- Exercise instructions
Go through the entries below, tally each line with the string "screenshot", and give the final number by itself.

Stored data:
===

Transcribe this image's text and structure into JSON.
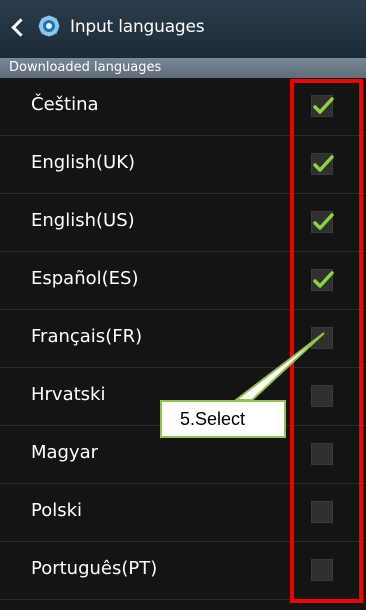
{
  "header": {
    "title": "Input languages"
  },
  "section": {
    "label": "Downloaded languages"
  },
  "languages": [
    {
      "label": "Čeština",
      "checked": true
    },
    {
      "label": "English(UK)",
      "checked": true
    },
    {
      "label": "English(US)",
      "checked": true
    },
    {
      "label": "Español(ES)",
      "checked": true
    },
    {
      "label": "Français(FR)",
      "checked": false
    },
    {
      "label": "Hrvatski",
      "checked": false
    },
    {
      "label": "Magyar",
      "checked": false
    },
    {
      "label": "Polski",
      "checked": false
    },
    {
      "label": "Português(PT)",
      "checked": false
    }
  ],
  "annotation": {
    "callout_text": "5.Select",
    "highlight_color": "#f20000",
    "callout_border_color": "#93c24d"
  },
  "colors": {
    "check_green": "#8bd63b",
    "header_bg": "#2a3c4c",
    "section_bg": "#6e7b88"
  }
}
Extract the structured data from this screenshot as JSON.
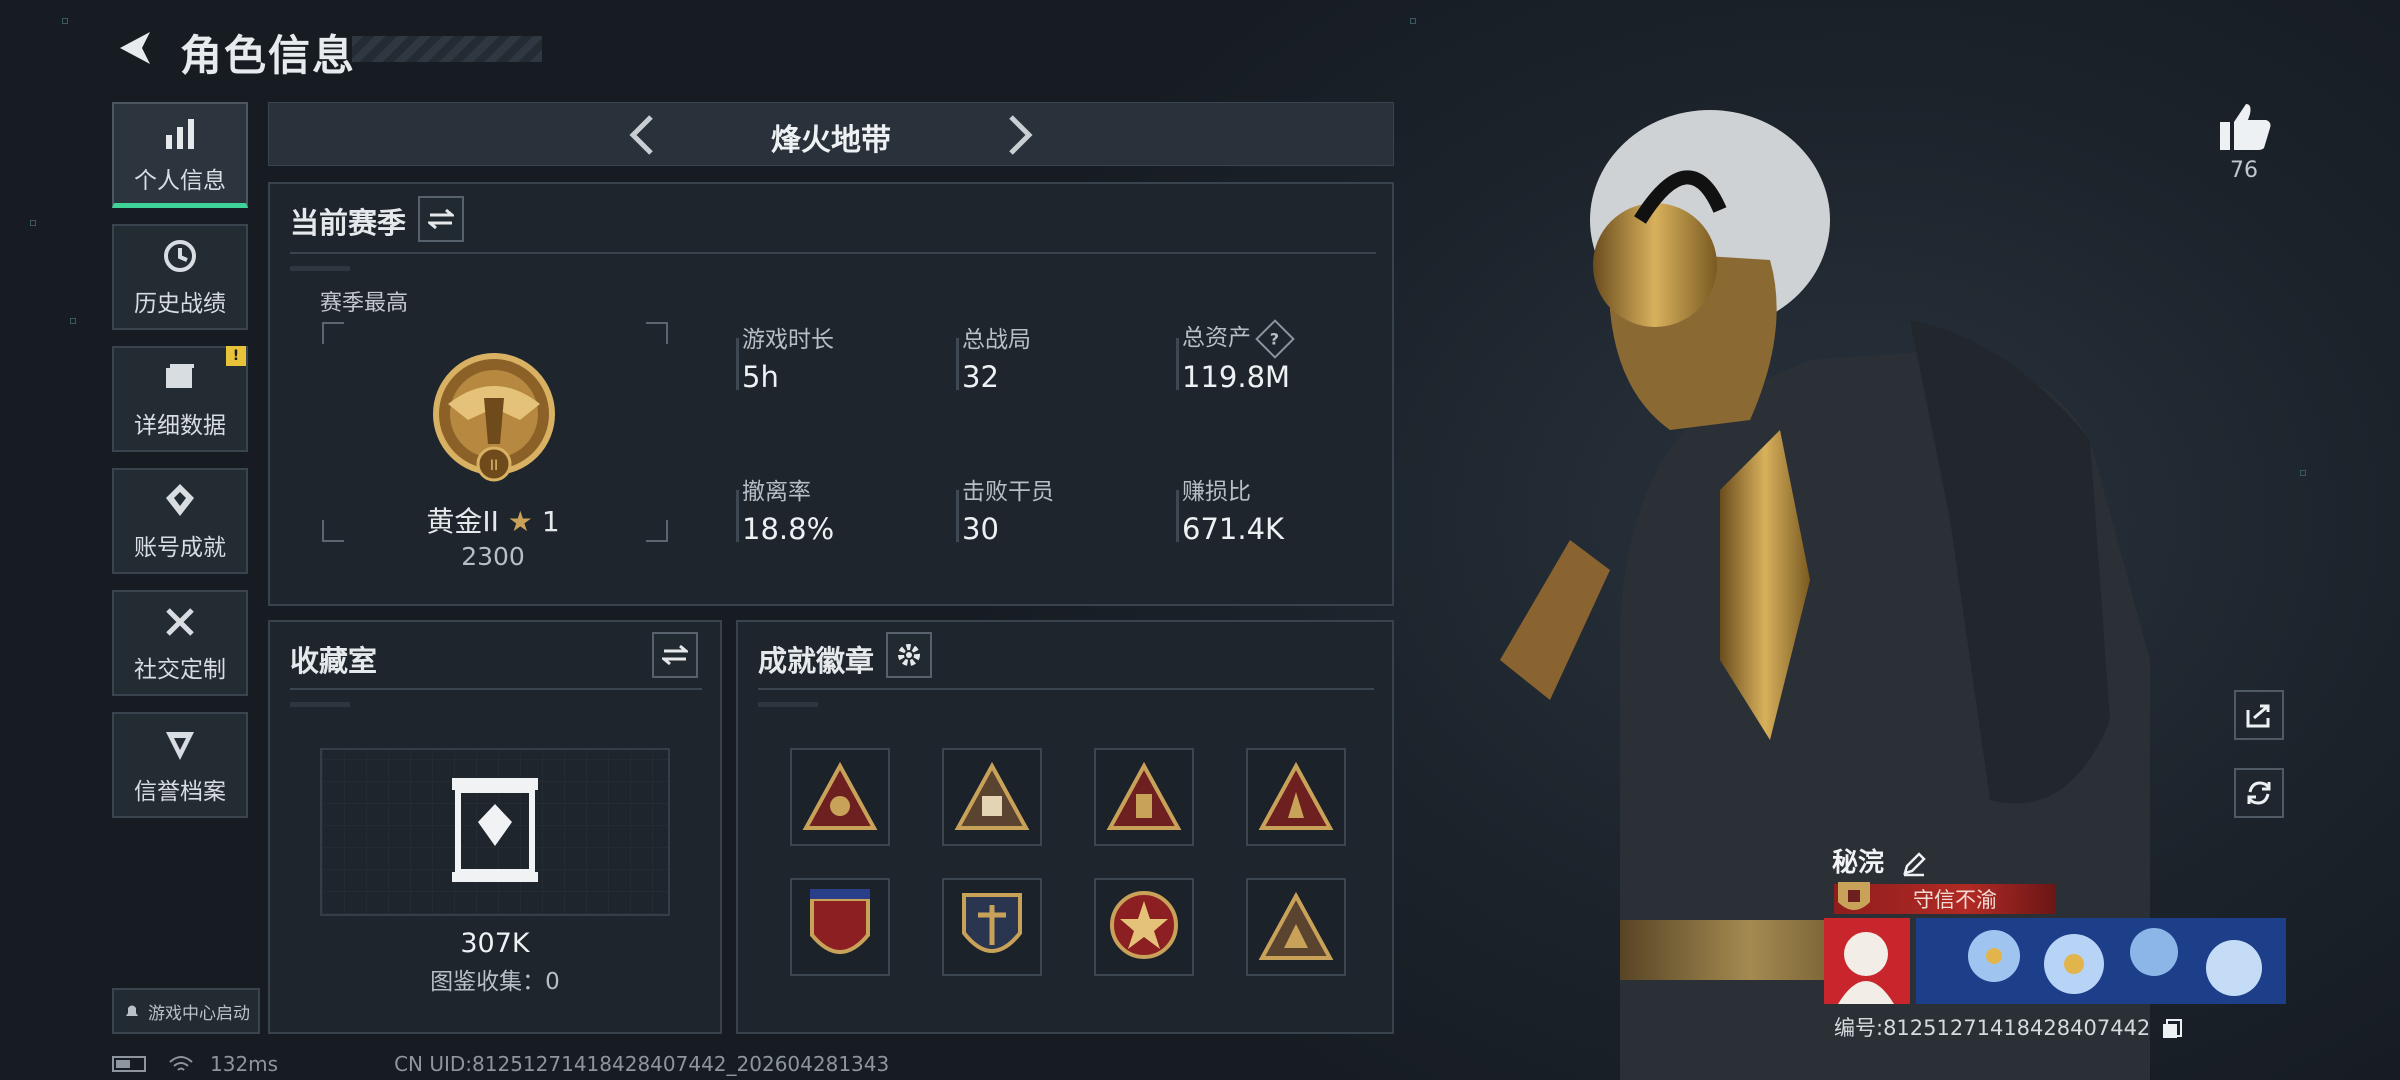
{
  "header": {
    "title": "角色信息"
  },
  "nav": [
    {
      "label": "个人信息",
      "icon": "bar-chart-icon",
      "active": true
    },
    {
      "label": "历史战绩",
      "icon": "history-icon"
    },
    {
      "label": "详细数据",
      "icon": "folder-icon",
      "badge": "!"
    },
    {
      "label": "账号成就",
      "icon": "achievement-icon"
    },
    {
      "label": "社交定制",
      "icon": "tools-icon"
    },
    {
      "label": "信誉档案",
      "icon": "shield-icon"
    }
  ],
  "launch": {
    "label": "游戏中心启动"
  },
  "status": {
    "ping": "132ms",
    "uid_line": "CN UID:8125127141842840​7442_202604281343"
  },
  "map": {
    "title": "烽火地带"
  },
  "season": {
    "title": "当前赛季",
    "best_label": "赛季最高",
    "rank_name": "黄金II",
    "rank_stars": "1",
    "rank_score": "2300",
    "stats": [
      {
        "label": "游戏时长",
        "value": "5h"
      },
      {
        "label": "总战局",
        "value": "32"
      },
      {
        "label": "总资产",
        "value": "119.8M",
        "help": "?"
      },
      {
        "label": "撤离率",
        "value": "18.8%"
      },
      {
        "label": "击败干员",
        "value": "30"
      },
      {
        "label": "赚损比",
        "value": "671.4K"
      }
    ]
  },
  "collection": {
    "title": "收藏室",
    "value": "307K",
    "count_line": "图鉴收集：0"
  },
  "badges": {
    "title": "成就徽章"
  },
  "player": {
    "likes": "76",
    "name": "秘浣",
    "motto": "守信不渝",
    "id_line": "编号:8125127141842840​7442"
  },
  "colors": {
    "accent": "#3fd39a",
    "gold": "#c9a25a",
    "motto_red": "#b22a24"
  }
}
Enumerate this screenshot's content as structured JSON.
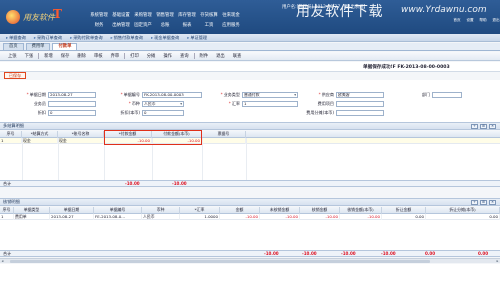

===

- Output for this exercise
2